─── LISTED ENTRIES ───
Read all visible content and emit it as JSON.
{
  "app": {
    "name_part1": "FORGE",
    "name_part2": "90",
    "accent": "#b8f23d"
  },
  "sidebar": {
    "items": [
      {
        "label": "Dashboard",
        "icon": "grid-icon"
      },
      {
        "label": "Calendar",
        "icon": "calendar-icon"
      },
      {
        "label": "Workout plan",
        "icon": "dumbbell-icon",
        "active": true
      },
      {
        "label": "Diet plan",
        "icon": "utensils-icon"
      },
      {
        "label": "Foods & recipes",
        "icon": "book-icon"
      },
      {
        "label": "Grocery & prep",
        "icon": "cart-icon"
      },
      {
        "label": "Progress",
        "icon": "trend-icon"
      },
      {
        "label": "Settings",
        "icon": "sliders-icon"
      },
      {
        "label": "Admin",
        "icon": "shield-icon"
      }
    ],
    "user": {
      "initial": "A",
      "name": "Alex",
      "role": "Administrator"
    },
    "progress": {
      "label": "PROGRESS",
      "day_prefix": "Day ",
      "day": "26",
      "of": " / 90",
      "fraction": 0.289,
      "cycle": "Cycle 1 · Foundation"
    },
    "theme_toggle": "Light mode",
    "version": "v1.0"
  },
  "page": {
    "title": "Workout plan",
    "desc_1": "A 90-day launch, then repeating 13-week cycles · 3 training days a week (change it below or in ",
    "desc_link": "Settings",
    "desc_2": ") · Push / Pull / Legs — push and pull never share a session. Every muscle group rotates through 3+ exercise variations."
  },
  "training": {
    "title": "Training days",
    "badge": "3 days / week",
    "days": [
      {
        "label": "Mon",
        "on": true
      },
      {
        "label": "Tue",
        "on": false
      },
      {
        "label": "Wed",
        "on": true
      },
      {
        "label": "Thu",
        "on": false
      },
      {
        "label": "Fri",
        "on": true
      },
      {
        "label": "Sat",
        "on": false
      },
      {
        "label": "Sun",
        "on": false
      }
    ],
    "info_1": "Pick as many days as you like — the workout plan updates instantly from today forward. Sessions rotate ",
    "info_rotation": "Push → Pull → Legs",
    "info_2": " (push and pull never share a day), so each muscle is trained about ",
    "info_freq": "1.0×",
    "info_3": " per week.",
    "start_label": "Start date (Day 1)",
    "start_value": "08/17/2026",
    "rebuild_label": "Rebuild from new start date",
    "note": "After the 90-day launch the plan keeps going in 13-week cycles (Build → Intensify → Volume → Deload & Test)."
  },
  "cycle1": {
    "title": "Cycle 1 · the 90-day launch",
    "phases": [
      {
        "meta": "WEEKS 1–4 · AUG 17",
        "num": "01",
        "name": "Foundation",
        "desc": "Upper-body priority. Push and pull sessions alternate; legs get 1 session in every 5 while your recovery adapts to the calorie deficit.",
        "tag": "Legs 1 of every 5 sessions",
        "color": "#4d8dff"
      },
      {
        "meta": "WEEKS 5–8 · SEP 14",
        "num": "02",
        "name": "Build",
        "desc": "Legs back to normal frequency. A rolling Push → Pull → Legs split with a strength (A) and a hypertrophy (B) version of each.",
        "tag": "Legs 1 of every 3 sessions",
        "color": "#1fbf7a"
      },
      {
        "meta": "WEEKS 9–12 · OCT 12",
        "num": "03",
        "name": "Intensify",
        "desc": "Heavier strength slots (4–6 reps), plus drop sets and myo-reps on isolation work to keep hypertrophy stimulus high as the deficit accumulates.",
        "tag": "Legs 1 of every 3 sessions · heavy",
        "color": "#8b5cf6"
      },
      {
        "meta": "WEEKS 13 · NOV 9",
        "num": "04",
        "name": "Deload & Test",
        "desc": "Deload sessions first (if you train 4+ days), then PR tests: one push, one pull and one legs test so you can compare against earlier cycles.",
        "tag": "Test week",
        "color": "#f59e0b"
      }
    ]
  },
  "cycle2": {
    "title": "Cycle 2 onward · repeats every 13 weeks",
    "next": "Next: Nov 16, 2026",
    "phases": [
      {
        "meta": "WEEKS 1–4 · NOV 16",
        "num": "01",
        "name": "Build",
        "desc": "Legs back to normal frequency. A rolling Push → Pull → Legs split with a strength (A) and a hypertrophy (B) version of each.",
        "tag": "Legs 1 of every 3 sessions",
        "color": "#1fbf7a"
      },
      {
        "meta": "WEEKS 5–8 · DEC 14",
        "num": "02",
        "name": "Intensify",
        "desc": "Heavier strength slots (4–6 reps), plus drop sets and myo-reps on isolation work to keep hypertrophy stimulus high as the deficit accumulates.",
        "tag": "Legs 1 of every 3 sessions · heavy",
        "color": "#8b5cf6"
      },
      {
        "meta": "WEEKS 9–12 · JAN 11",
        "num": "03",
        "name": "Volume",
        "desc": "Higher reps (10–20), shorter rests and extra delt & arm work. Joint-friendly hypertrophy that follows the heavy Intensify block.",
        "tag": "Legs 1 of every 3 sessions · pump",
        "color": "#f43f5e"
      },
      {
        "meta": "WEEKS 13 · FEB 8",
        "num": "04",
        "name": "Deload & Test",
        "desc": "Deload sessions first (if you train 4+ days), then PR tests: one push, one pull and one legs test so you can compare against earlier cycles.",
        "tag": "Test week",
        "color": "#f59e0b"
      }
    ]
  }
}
───
| SHORT TASK |
Print the records once more, exactly as they were given.

| TASK SOLUTION |
Read all visible content and emit it as JSON.
{
  "app": {
    "name_part1": "FORGE",
    "name_part2": "90",
    "accent": "#b8f23d"
  },
  "sidebar": {
    "items": [
      {
        "label": "Dashboard",
        "icon": "grid-icon"
      },
      {
        "label": "Calendar",
        "icon": "calendar-icon"
      },
      {
        "label": "Workout plan",
        "icon": "dumbbell-icon",
        "active": true
      },
      {
        "label": "Diet plan",
        "icon": "utensils-icon"
      },
      {
        "label": "Foods & recipes",
        "icon": "book-icon"
      },
      {
        "label": "Grocery & prep",
        "icon": "cart-icon"
      },
      {
        "label": "Progress",
        "icon": "trend-icon"
      },
      {
        "label": "Settings",
        "icon": "sliders-icon"
      },
      {
        "label": "Admin",
        "icon": "shield-icon"
      }
    ],
    "user": {
      "initial": "A",
      "name": "Alex",
      "role": "Administrator"
    },
    "progress": {
      "label": "PROGRESS",
      "day_prefix": "Day ",
      "day": "26",
      "of": " / 90",
      "fraction": 0.289,
      "cycle": "Cycle 1 · Foundation"
    },
    "theme_toggle": "Light mode",
    "version": "v1.0"
  },
  "page": {
    "title": "Workout plan",
    "desc_1": "A 90-day launch, then repeating 13-week cycles · 3 training days a week (change it below or in ",
    "desc_link": "Settings",
    "desc_2": ") · Push / Pull / Legs — push and pull never share a session. Every muscle group rotates through 3+ exercise variations."
  },
  "training": {
    "title": "Training days",
    "badge": "3 days / week",
    "days": [
      {
        "label": "Mon",
        "on": true
      },
      {
        "label": "Tue",
        "on": false
      },
      {
        "label": "Wed",
        "on": true
      },
      {
        "label": "Thu",
        "on": false
      },
      {
        "label": "Fri",
        "on": true
      },
      {
        "label": "Sat",
        "on": false
      },
      {
        "label": "Sun",
        "on": false
      }
    ],
    "info_1": "Pick as many days as you like — the workout plan updates instantly from today forward. Sessions rotate ",
    "info_rotation": "Push → Pull → Legs",
    "info_2": " (push and pull never share a day), so each muscle is trained about ",
    "info_freq": "1.0×",
    "info_3": " per week.",
    "start_label": "Start date (Day 1)",
    "start_value": "08/17/2026",
    "rebuild_label": "Rebuild from new start date",
    "note": "After the 90-day launch the plan keeps going in 13-week cycles (Build → Intensify → Volume → Deload & Test)."
  },
  "cycle1": {
    "title": "Cycle 1 · the 90-day launch",
    "phases": [
      {
        "meta": "WEEKS 1–4 · AUG 17",
        "num": "01",
        "name": "Foundation",
        "desc": "Upper-body priority. Push and pull sessions alternate; legs get 1 session in every 5 while your recovery adapts to the calorie deficit.",
        "tag": "Legs 1 of every 5 sessions",
        "color": "#4d8dff"
      },
      {
        "meta": "WEEKS 5–8 · SEP 14",
        "num": "02",
        "name": "Build",
        "desc": "Legs back to normal frequency. A rolling Push → Pull → Legs split with a strength (A) and a hypertrophy (B) version of each.",
        "tag": "Legs 1 of every 3 sessions",
        "color": "#1fbf7a"
      },
      {
        "meta": "WEEKS 9–12 · OCT 12",
        "num": "03",
        "name": "Intensify",
        "desc": "Heavier strength slots (4–6 reps), plus drop sets and myo-reps on isolation work to keep hypertrophy stimulus high as the deficit accumulates.",
        "tag": "Legs 1 of every 3 sessions · heavy",
        "color": "#8b5cf6"
      },
      {
        "meta": "WEEKS 13 · NOV 9",
        "num": "04",
        "name": "Deload & Test",
        "desc": "Deload sessions first (if you train 4+ days), then PR tests: one push, one pull and one legs test so you can compare against earlier cycles.",
        "tag": "Test week",
        "color": "#f59e0b"
      }
    ]
  },
  "cycle2": {
    "title": "Cycle 2 onward · repeats every 13 weeks",
    "next": "Next: Nov 16, 2026",
    "phases": [
      {
        "meta": "WEEKS 1–4 · NOV 16",
        "num": "01",
        "name": "Build",
        "desc": "Legs back to normal frequency. A rolling Push → Pull → Legs split with a strength (A) and a hypertrophy (B) version of each.",
        "tag": "Legs 1 of every 3 sessions",
        "color": "#1fbf7a"
      },
      {
        "meta": "WEEKS 5–8 · DEC 14",
        "num": "02",
        "name": "Intensify",
        "desc": "Heavier strength slots (4–6 reps), plus drop sets and myo-reps on isolation work to keep hypertrophy stimulus high as the deficit accumulates.",
        "tag": "Legs 1 of every 3 sessions · heavy",
        "color": "#8b5cf6"
      },
      {
        "meta": "WEEKS 9–12 · JAN 11",
        "num": "03",
        "name": "Volume",
        "desc": "Higher reps (10–20), shorter rests and extra delt & arm work. Joint-friendly hypertrophy that follows the heavy Intensify block.",
        "tag": "Legs 1 of every 3 sessions · pump",
        "color": "#f43f5e"
      },
      {
        "meta": "WEEKS 13 · FEB 8",
        "num": "04",
        "name": "Deload & Test",
        "desc": "Deload sessions first (if you train 4+ days), then PR tests: one push, one pull and one legs test so you can compare against earlier cycles.",
        "tag": "Test week",
        "color": "#f59e0b"
      }
    ]
  }
}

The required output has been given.